* _GIVEN TASK_
Write out the listing below without alteration, omitting its pictures.

* _TASK MATERIAL_
— START —

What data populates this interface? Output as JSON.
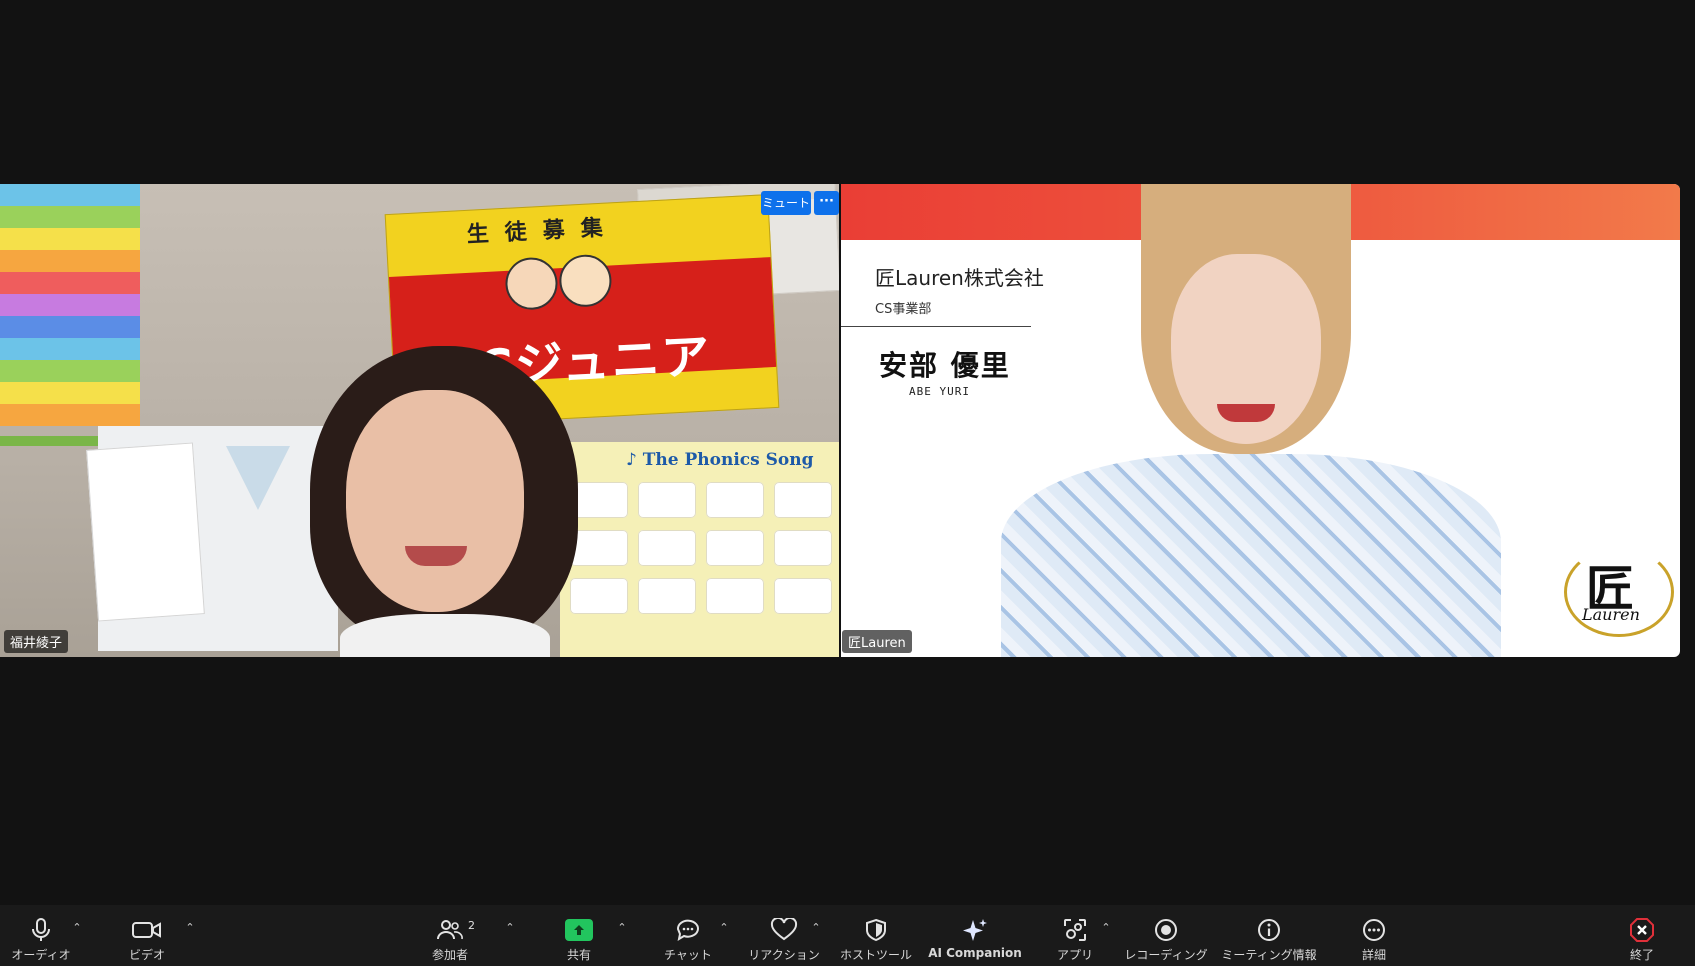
{
  "window": {
    "background": "#121212"
  },
  "tiles": {
    "left": {
      "name": "福井綾子",
      "mute_label": "ミュート",
      "more_label": "···",
      "sign_text": "ECCジュニア",
      "sign_top": "生徒募集",
      "poster_title": "♪ The Phonics Song"
    },
    "right": {
      "name": "匠Lauren",
      "company": "匠Lauren株式会社",
      "department": "CS事業部",
      "person_name": "安部 優里",
      "person_romaji": "ABE YURI",
      "logo_char": "匠",
      "logo_word": "Lauren",
      "accent": "#ea3e35"
    }
  },
  "toolbar": {
    "audio": "オーディオ",
    "video": "ビデオ",
    "participants": "参加者",
    "participants_count": "2",
    "share": "共有",
    "chat": "チャット",
    "reactions": "リアクション",
    "host_tools": "ホストツール",
    "ai_companion": "AI Companion",
    "apps": "アプリ",
    "recording": "レコーディング",
    "meeting_info": "ミーティング情報",
    "more": "詳細",
    "end": "終了",
    "share_color": "#22c55e",
    "end_color": "#e0303a"
  }
}
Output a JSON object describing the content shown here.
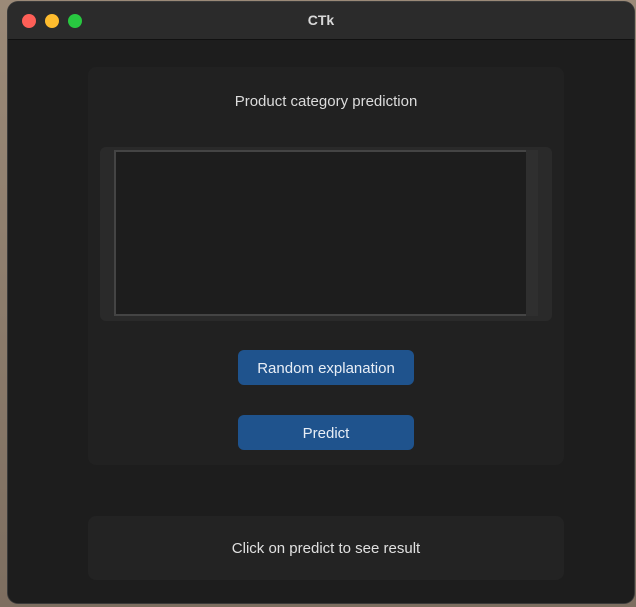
{
  "window": {
    "title": "CTk"
  },
  "main": {
    "heading": "Product category prediction",
    "textbox": {
      "value": "",
      "placeholder": ""
    },
    "random_button_label": "Random explanation",
    "predict_button_label": "Predict"
  },
  "result": {
    "text": "Click on predict to see result"
  },
  "colors": {
    "button_accent": "#1f538d",
    "window_background": "#1d1d1d",
    "frame_background": "#212121",
    "close": "#fe5f57",
    "minimize": "#febc2e",
    "zoom": "#28c840"
  }
}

— END —

* _EXPECTED OUTPUT_
What data populates this interface? Output as JSON.
{
  "window": {
    "background": "#121212"
  },
  "tiles": {
    "left": {
      "name": "福井綾子",
      "mute_label": "ミュート",
      "more_label": "···",
      "sign_text": "ECCジュニア",
      "sign_top": "生徒募集",
      "poster_title": "♪ The Phonics Song"
    },
    "right": {
      "name": "匠Lauren",
      "company": "匠Lauren株式会社",
      "department": "CS事業部",
      "person_name": "安部 優里",
      "person_romaji": "ABE YURI",
      "logo_char": "匠",
      "logo_word": "Lauren",
      "accent": "#ea3e35"
    }
  },
  "toolbar": {
    "audio": "オーディオ",
    "video": "ビデオ",
    "participants": "参加者",
    "participants_count": "2",
    "share": "共有",
    "chat": "チャット",
    "reactions": "リアクション",
    "host_tools": "ホストツール",
    "ai_companion": "AI Companion",
    "apps": "アプリ",
    "recording": "レコーディング",
    "meeting_info": "ミーティング情報",
    "more": "詳細",
    "end": "終了",
    "share_color": "#22c55e",
    "end_color": "#e0303a"
  }
}
Output a JSON object describing the content shown here.
{
  "window": {
    "title": "CTk"
  },
  "main": {
    "heading": "Product category prediction",
    "textbox": {
      "value": "",
      "placeholder": ""
    },
    "random_button_label": "Random explanation",
    "predict_button_label": "Predict"
  },
  "result": {
    "text": "Click on predict to see result"
  },
  "colors": {
    "button_accent": "#1f538d",
    "window_background": "#1d1d1d",
    "frame_background": "#212121",
    "close": "#fe5f57",
    "minimize": "#febc2e",
    "zoom": "#28c840"
  }
}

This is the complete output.